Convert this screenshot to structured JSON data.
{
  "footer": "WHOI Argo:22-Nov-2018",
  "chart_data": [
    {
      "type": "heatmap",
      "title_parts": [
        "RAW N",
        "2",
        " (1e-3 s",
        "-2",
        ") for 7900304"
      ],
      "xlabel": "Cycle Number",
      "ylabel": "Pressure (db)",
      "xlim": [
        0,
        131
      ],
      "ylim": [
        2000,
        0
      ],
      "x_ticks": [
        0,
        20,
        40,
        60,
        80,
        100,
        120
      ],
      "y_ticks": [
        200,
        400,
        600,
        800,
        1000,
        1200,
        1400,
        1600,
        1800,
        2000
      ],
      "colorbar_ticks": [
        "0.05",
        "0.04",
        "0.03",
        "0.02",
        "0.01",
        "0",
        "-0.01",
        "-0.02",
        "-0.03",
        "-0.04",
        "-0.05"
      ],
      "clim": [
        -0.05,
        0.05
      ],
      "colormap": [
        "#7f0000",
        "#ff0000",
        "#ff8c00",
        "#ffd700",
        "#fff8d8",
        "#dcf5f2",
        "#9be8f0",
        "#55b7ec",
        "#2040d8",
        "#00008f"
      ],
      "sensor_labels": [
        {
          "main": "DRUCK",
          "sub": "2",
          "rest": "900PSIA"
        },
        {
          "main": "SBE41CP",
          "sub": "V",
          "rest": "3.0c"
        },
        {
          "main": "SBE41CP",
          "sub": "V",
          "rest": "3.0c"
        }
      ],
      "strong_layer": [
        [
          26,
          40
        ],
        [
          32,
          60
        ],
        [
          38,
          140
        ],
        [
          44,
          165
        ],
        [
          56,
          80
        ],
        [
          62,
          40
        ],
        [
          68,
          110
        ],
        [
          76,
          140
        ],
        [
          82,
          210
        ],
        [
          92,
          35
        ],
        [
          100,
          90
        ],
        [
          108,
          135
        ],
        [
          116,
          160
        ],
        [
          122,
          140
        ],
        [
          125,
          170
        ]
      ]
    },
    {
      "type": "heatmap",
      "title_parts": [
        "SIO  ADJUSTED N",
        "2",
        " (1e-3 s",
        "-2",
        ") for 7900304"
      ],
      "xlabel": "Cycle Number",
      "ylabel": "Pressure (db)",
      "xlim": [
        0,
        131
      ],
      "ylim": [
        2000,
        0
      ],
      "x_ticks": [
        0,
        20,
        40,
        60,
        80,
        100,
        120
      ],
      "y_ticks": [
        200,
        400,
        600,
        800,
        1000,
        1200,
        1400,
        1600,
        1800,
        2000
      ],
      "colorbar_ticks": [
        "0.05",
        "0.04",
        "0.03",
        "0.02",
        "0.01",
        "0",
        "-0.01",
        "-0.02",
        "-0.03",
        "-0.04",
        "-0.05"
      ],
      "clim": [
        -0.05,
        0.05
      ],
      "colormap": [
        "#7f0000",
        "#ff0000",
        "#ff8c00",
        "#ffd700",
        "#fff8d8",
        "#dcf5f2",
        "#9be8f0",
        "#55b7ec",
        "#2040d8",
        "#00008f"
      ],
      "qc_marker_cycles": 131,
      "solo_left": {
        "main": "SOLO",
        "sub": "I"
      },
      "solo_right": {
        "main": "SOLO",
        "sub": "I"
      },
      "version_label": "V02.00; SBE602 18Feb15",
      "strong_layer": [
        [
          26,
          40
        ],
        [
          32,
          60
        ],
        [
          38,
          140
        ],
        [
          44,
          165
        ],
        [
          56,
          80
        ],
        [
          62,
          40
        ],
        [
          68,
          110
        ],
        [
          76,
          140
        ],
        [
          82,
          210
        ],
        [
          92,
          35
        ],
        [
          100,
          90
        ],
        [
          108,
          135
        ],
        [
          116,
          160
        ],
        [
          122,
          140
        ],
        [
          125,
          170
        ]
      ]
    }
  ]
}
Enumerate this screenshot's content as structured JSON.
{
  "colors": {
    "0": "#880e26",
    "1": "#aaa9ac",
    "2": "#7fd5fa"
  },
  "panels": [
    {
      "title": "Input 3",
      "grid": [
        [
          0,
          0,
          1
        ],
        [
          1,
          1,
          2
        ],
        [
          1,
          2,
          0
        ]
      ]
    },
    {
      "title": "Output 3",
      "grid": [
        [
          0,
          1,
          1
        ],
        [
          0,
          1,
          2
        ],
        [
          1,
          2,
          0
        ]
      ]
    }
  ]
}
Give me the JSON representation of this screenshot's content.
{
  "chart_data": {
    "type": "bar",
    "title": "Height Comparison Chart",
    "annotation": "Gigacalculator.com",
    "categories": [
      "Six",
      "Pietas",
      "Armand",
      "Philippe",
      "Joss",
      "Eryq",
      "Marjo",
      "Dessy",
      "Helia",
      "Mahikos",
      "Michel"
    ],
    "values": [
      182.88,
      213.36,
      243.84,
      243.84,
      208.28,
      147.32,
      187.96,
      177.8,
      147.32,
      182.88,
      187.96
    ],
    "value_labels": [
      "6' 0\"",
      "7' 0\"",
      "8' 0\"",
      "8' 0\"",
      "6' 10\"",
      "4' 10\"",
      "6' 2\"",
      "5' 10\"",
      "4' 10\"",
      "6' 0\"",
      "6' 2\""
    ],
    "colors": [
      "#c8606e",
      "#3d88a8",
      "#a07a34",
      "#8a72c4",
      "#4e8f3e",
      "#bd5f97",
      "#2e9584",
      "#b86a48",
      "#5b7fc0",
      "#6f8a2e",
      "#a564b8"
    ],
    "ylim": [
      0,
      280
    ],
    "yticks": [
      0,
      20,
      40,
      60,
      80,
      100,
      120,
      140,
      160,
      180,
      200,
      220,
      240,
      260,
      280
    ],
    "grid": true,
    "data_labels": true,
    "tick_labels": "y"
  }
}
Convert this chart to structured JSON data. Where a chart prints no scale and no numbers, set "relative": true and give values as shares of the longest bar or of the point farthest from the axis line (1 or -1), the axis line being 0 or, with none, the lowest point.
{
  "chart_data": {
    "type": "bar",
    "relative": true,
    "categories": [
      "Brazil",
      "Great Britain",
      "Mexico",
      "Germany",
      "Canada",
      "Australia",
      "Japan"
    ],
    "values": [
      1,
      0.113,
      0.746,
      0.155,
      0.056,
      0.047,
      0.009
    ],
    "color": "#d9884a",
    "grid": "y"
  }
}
◇ ◇ ◇ ◇ ◇
_Exercise prompt_. Locate each line containing the string "true" and show it.

_Task response_.
    "grid": true,
    "data_labels": true,
Convert this chart to structured JSON data. Where a chart prints no scale and no numbers, set "relative": true and give values as shares of the longest bar or of the point farthest from the axis line (1 or -1), the axis line being 0 or, with none, the lowest point.
    "relative": true,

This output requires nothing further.